[Stored data]
»»
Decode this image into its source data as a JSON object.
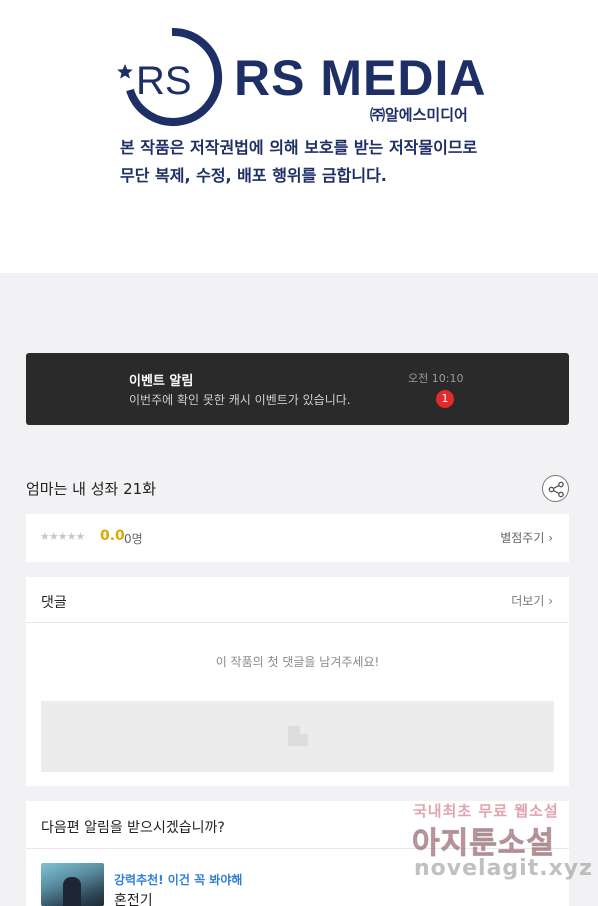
{
  "banner": {
    "brand": "RS MEDIA",
    "brand_mark": "RS",
    "brand_ko": "㈜알에스미디어",
    "notice_line1": "본 작품은 저작권법에 의해 보호를 받는 저작물이므로",
    "notice_line2": "무단 복제, 수정, 배포 행위를 금합니다."
  },
  "event": {
    "title": "이벤트 알림",
    "message": "이번주에 확인 못한 캐시 이벤트가 있습니다.",
    "time": "오전 10:10",
    "badge_count": "1"
  },
  "episode": {
    "title": "엄마는 내 성좌 21화",
    "share_icon": "share-icon"
  },
  "rating": {
    "stars": "★★★★★",
    "score": "0.0",
    "count": "0명",
    "rate_label": "별점주기 ›"
  },
  "comments": {
    "title": "댓글",
    "more_label": "더보기 ›",
    "empty_message": "이 작품의 첫 댓글을 남겨주세요!"
  },
  "next": {
    "question": "다음편 알림을 받으시겠습니까?",
    "recommend_tag": "강력추천! 이건 꼭 봐야해",
    "recommend_title": "혼전기"
  },
  "watermark": {
    "line1": "국내최초 무료 웹소설",
    "line2": "아지툰소설",
    "line3": "novelagit.xyz"
  },
  "colors": {
    "brand_navy": "#1e2f66",
    "event_bg": "#2a2a2a",
    "badge_red": "#e02b2b",
    "score_gold": "#e0a800",
    "link_blue": "#2f7fd8"
  }
}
««
Work to do:
The pictures should not be reproduced; quote all of the other material exactly.

Exercise output:
Decode this image into its source data as a JSON object.
{
  "banner": {
    "brand": "RS MEDIA",
    "brand_mark": "RS",
    "brand_ko": "㈜알에스미디어",
    "notice_line1": "본 작품은 저작권법에 의해 보호를 받는 저작물이므로",
    "notice_line2": "무단 복제, 수정, 배포 행위를 금합니다."
  },
  "event": {
    "title": "이벤트 알림",
    "message": "이번주에 확인 못한 캐시 이벤트가 있습니다.",
    "time": "오전 10:10",
    "badge_count": "1"
  },
  "episode": {
    "title": "엄마는 내 성좌 21화",
    "share_icon": "share-icon"
  },
  "rating": {
    "stars": "★★★★★",
    "score": "0.0",
    "count": "0명",
    "rate_label": "별점주기 ›"
  },
  "comments": {
    "title": "댓글",
    "more_label": "더보기 ›",
    "empty_message": "이 작품의 첫 댓글을 남겨주세요!"
  },
  "next": {
    "question": "다음편 알림을 받으시겠습니까?",
    "recommend_tag": "강력추천! 이건 꼭 봐야해",
    "recommend_title": "혼전기"
  },
  "watermark": {
    "line1": "국내최초 무료 웹소설",
    "line2": "아지툰소설",
    "line3": "novelagit.xyz"
  },
  "colors": {
    "brand_navy": "#1e2f66",
    "event_bg": "#2a2a2a",
    "badge_red": "#e02b2b",
    "score_gold": "#e0a800",
    "link_blue": "#2f7fd8"
  }
}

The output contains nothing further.